▸ Exercise objective
Count the lines below that contain the word "Invision", and reply with that number alone.

[Dataset records]
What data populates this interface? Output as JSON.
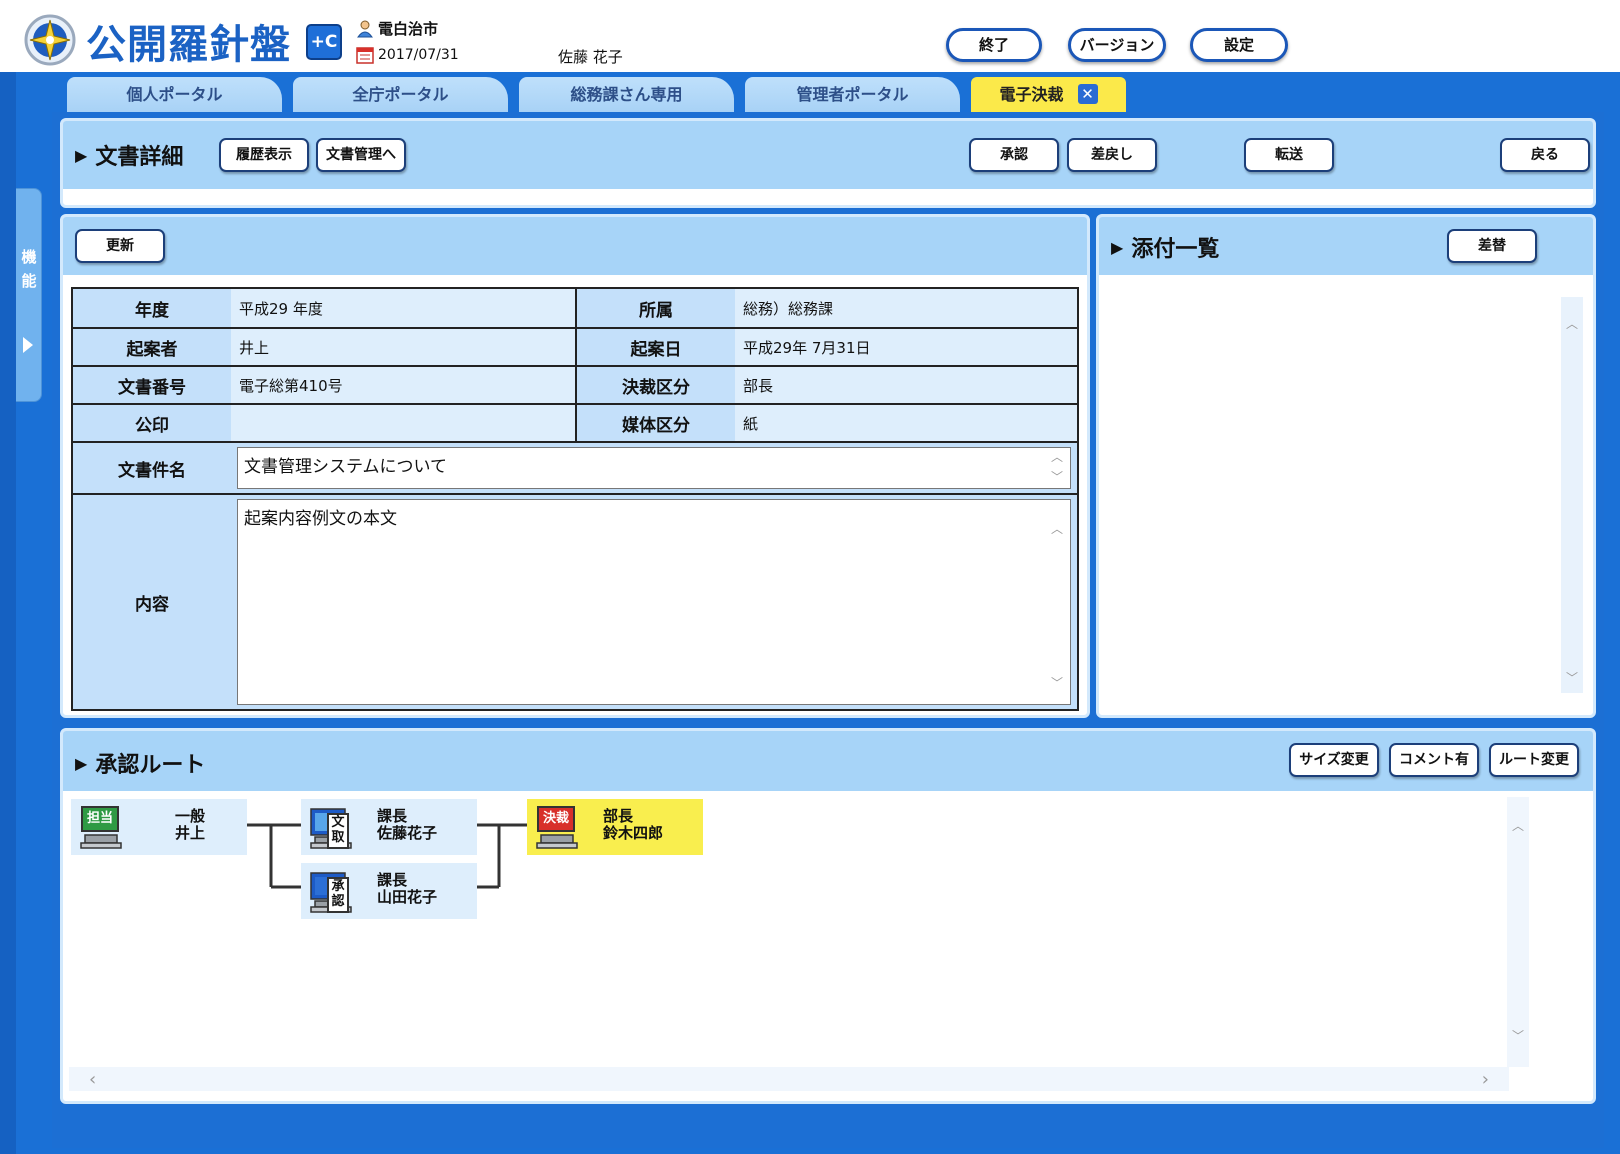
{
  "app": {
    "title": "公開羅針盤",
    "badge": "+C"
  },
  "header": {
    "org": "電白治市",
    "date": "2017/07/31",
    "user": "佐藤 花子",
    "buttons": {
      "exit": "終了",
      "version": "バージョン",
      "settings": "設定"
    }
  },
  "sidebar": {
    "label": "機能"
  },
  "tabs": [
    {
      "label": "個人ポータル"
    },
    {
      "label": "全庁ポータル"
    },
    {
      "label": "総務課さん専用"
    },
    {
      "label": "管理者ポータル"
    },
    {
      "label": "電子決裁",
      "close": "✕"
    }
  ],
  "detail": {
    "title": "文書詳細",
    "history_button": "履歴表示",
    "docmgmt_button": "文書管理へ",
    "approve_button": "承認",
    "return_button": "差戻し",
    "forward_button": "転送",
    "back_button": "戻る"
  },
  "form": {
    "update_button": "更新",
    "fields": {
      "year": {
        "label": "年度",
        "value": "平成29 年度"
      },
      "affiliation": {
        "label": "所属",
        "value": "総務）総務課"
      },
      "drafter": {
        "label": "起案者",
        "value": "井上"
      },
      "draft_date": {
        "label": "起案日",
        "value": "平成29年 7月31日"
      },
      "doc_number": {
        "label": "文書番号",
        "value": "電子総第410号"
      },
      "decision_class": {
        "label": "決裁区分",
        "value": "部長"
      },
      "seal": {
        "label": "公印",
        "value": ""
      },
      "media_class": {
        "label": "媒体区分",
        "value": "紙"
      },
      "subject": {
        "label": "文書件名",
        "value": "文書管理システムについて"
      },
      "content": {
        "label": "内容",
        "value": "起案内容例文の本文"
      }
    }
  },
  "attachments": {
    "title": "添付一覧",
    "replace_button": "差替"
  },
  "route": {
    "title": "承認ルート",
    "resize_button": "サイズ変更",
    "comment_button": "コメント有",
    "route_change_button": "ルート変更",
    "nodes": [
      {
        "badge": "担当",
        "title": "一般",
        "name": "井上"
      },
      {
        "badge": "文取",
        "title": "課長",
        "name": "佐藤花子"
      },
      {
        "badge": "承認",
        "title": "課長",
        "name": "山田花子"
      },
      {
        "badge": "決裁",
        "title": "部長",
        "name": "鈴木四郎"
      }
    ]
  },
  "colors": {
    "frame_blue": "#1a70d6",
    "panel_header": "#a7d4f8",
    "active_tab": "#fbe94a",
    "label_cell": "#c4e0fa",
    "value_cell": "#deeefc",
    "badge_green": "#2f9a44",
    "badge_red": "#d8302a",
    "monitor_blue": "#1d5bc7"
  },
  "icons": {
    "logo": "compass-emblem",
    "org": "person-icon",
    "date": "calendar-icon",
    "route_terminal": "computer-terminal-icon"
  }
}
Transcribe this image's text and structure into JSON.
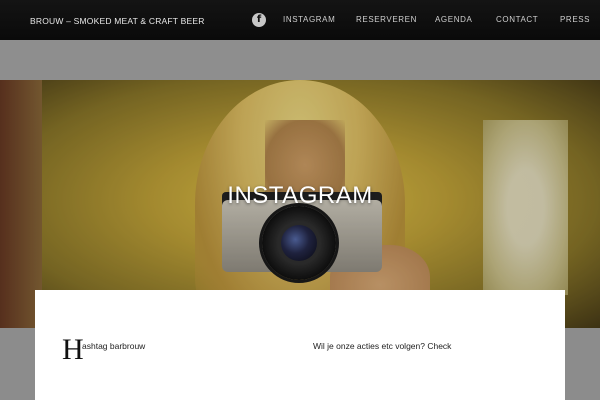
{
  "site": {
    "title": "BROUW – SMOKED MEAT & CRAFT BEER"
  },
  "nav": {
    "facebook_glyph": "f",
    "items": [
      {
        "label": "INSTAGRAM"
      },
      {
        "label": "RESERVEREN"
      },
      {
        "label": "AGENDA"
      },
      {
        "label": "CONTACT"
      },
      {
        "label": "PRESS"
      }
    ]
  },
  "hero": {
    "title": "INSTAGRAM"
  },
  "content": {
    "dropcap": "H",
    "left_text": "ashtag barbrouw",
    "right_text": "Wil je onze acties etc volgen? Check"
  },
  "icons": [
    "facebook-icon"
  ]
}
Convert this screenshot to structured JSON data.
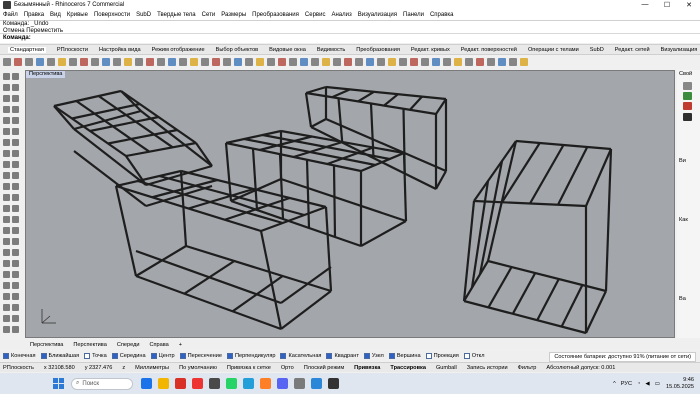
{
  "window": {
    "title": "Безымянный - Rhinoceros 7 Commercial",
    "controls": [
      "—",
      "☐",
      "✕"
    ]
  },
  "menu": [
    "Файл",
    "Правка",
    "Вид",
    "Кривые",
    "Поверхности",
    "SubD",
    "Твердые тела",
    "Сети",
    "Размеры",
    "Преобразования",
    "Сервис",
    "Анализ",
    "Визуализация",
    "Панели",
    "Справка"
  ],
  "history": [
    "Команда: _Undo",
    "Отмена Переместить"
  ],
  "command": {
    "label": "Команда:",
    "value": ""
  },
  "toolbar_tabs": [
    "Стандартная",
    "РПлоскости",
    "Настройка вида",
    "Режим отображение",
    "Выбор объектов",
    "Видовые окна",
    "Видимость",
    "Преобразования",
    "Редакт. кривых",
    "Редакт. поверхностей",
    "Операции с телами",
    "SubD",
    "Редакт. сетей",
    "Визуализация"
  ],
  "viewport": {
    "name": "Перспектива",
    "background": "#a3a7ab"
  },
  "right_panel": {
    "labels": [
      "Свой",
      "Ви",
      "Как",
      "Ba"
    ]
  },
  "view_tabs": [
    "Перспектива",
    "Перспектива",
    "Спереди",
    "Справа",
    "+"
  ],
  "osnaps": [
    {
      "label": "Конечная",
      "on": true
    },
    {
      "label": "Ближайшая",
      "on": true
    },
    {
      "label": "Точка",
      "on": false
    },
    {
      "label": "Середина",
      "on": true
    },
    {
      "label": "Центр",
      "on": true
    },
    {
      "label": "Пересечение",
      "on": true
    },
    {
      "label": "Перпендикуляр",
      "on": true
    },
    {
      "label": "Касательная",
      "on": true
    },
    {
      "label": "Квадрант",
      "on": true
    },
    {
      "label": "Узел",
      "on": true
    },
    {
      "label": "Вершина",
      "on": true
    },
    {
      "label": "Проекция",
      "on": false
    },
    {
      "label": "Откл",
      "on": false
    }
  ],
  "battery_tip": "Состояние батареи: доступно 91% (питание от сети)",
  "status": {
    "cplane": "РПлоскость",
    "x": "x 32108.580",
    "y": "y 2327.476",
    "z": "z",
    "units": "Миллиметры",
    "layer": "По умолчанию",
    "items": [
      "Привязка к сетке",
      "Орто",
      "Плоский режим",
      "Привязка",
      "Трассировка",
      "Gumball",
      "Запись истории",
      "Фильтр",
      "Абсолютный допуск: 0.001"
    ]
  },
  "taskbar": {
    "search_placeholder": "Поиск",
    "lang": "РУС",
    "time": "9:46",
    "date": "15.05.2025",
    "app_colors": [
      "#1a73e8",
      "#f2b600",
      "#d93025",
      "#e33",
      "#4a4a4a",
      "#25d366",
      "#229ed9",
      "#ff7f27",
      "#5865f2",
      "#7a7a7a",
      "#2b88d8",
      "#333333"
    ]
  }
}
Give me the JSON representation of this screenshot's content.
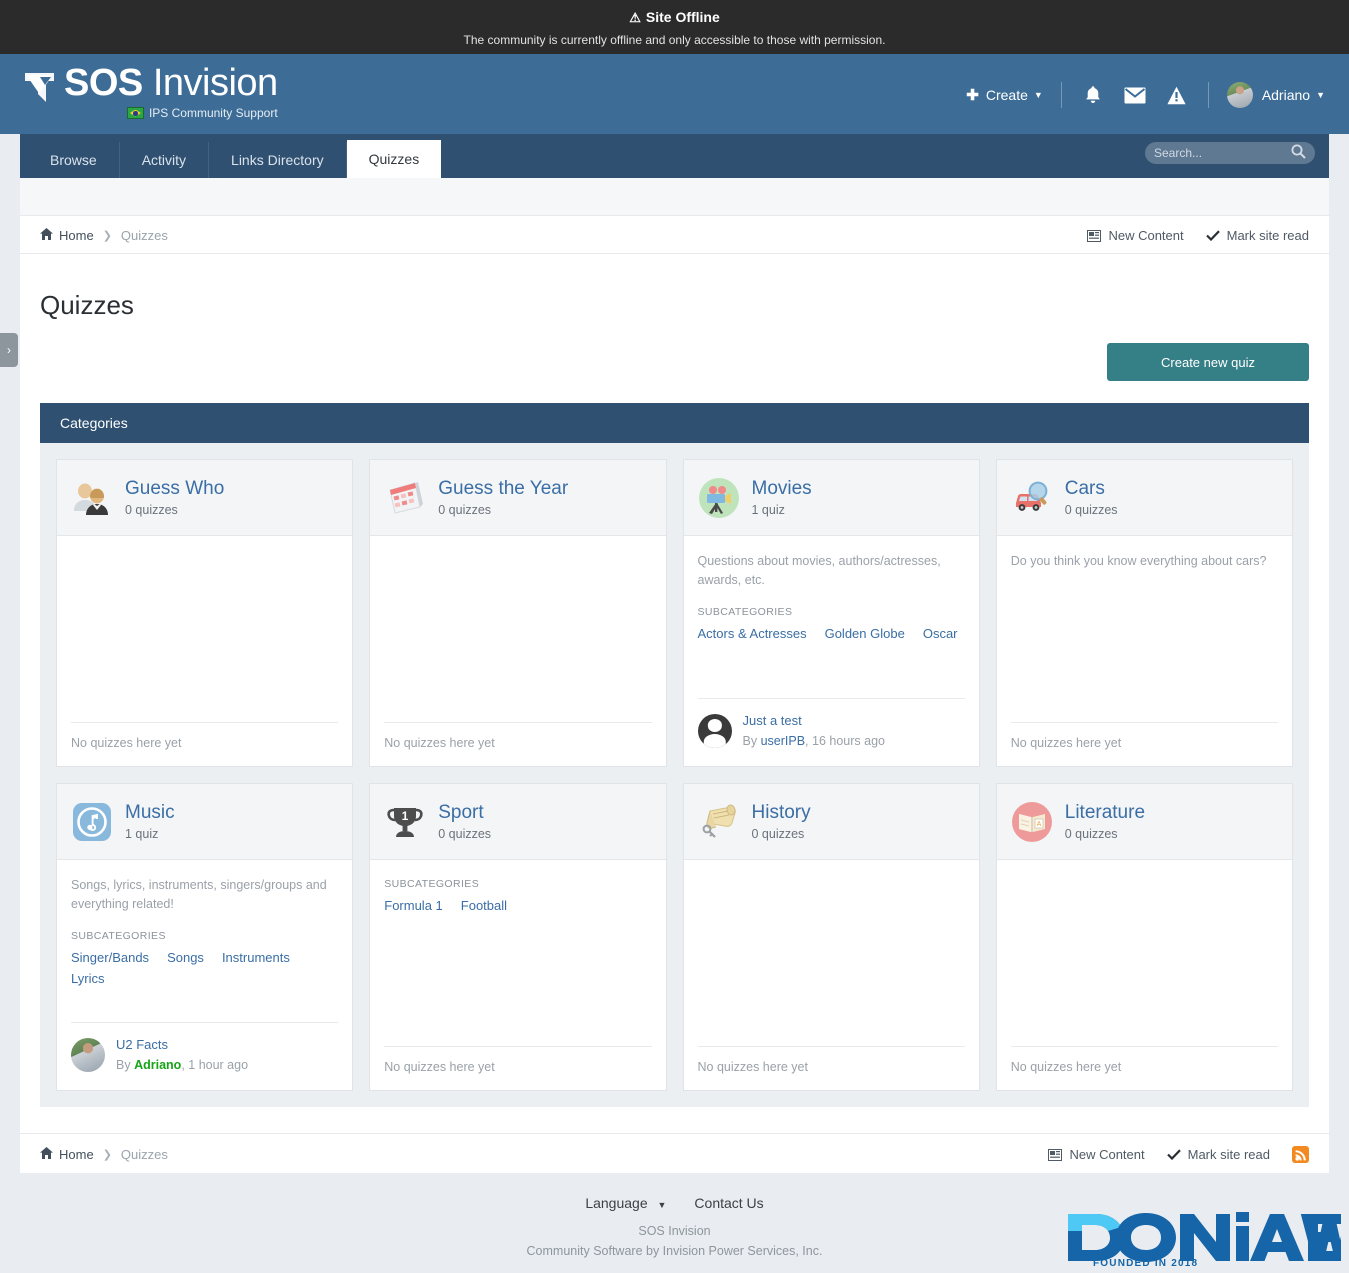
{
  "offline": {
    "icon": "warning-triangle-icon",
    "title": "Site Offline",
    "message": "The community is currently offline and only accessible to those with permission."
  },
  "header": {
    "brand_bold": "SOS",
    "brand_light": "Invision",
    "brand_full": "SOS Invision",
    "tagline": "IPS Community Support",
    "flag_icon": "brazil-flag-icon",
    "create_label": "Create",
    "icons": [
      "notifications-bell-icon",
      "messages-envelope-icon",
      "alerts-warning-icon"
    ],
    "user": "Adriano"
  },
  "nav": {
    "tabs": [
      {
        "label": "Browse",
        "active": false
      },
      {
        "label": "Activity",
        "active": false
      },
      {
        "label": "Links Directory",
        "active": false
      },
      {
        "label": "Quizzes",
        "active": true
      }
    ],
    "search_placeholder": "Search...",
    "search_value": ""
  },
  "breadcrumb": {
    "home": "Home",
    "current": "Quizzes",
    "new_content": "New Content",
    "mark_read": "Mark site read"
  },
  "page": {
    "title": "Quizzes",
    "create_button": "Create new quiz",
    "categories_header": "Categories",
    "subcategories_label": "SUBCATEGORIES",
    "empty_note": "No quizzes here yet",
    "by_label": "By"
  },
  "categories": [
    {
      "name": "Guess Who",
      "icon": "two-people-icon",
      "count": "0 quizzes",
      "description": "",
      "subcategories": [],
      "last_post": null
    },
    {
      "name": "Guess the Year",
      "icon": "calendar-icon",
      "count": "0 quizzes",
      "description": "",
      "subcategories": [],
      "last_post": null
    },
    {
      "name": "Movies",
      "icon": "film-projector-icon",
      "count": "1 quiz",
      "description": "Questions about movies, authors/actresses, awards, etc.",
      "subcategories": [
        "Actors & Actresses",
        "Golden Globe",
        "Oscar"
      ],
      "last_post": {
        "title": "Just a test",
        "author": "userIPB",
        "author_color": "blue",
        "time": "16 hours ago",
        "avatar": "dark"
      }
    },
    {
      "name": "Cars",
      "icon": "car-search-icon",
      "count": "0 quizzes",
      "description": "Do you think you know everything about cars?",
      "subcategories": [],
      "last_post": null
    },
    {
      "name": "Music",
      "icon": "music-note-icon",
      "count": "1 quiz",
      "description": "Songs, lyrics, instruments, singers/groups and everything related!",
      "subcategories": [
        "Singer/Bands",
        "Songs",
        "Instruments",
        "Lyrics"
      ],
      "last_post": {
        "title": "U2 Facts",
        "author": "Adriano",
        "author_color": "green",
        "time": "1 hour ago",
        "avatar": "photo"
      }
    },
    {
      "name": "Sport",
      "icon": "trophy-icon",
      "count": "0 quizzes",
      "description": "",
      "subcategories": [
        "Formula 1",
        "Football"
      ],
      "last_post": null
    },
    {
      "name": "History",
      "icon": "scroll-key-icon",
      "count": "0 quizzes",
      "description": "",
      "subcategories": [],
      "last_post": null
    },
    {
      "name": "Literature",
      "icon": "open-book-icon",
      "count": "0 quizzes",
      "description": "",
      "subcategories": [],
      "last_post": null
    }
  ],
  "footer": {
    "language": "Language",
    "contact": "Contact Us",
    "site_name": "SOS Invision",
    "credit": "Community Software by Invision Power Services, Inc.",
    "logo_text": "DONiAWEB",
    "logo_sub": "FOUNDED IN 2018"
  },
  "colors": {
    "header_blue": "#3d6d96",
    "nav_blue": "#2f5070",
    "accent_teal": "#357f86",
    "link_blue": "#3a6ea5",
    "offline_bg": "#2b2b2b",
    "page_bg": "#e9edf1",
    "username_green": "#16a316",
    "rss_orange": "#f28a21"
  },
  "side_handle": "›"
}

▸ Reply to the exercise
4